# Written task
Copy the entries below exactly. Images do not belong in the copy.

# Exercise material
★ ★ ★

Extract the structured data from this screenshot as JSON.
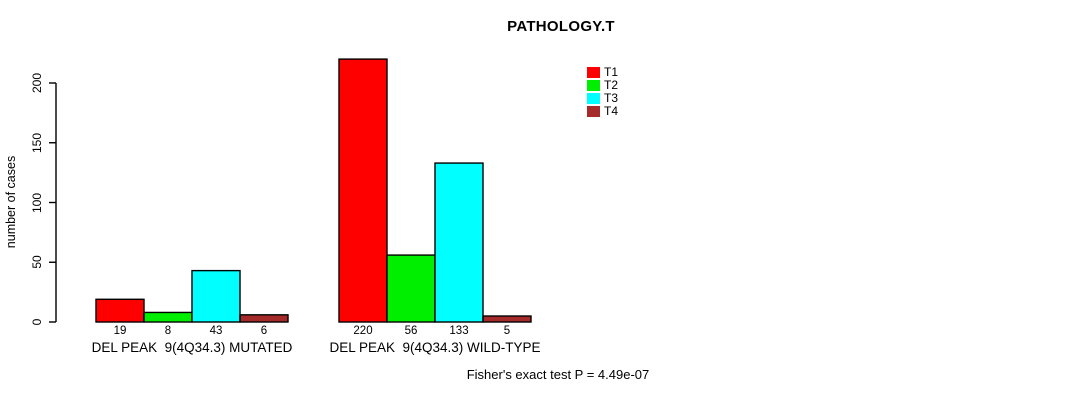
{
  "chart_data": {
    "type": "bar",
    "title": "PATHOLOGY.T",
    "ylabel": "number of cases",
    "ylim": [
      0,
      200
    ],
    "yticks": [
      0,
      50,
      100,
      150,
      200
    ],
    "grid": false,
    "legend_position": "top-right",
    "legend": [
      {
        "label": "T1",
        "color": "#FF0000"
      },
      {
        "label": "T2",
        "color": "#00EE00"
      },
      {
        "label": "T3",
        "color": "#00FFFF"
      },
      {
        "label": "T4",
        "color": "#A52A2A"
      }
    ],
    "series_colors": [
      "#FF0000",
      "#00EE00",
      "#00FFFF",
      "#A52A2A"
    ],
    "groups": [
      {
        "label": "DEL PEAK  9(4Q34.3) MUTATED",
        "values": [
          19,
          8,
          43,
          6
        ]
      },
      {
        "label": "DEL PEAK  9(4Q34.3) WILD-TYPE",
        "values": [
          220,
          56,
          133,
          5
        ]
      }
    ],
    "annotation": "Fisher's exact test P = 4.49e-07",
    "axis_color": "#000000",
    "bar_border_color": "#000000"
  }
}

★ ★ ★

# The answer
Extract the structured data from this screenshot as JSON.
{
  "chart_data": {
    "type": "bar",
    "title": "PATHOLOGY.T",
    "ylabel": "number of cases",
    "ylim": [
      0,
      200
    ],
    "yticks": [
      0,
      50,
      100,
      150,
      200
    ],
    "grid": false,
    "legend_position": "top-right",
    "legend": [
      {
        "label": "T1",
        "color": "#FF0000"
      },
      {
        "label": "T2",
        "color": "#00EE00"
      },
      {
        "label": "T3",
        "color": "#00FFFF"
      },
      {
        "label": "T4",
        "color": "#A52A2A"
      }
    ],
    "series_colors": [
      "#FF0000",
      "#00EE00",
      "#00FFFF",
      "#A52A2A"
    ],
    "groups": [
      {
        "label": "DEL PEAK  9(4Q34.3) MUTATED",
        "values": [
          19,
          8,
          43,
          6
        ]
      },
      {
        "label": "DEL PEAK  9(4Q34.3) WILD-TYPE",
        "values": [
          220,
          56,
          133,
          5
        ]
      }
    ],
    "annotation": "Fisher's exact test P = 4.49e-07",
    "axis_color": "#000000",
    "bar_border_color": "#000000"
  }
}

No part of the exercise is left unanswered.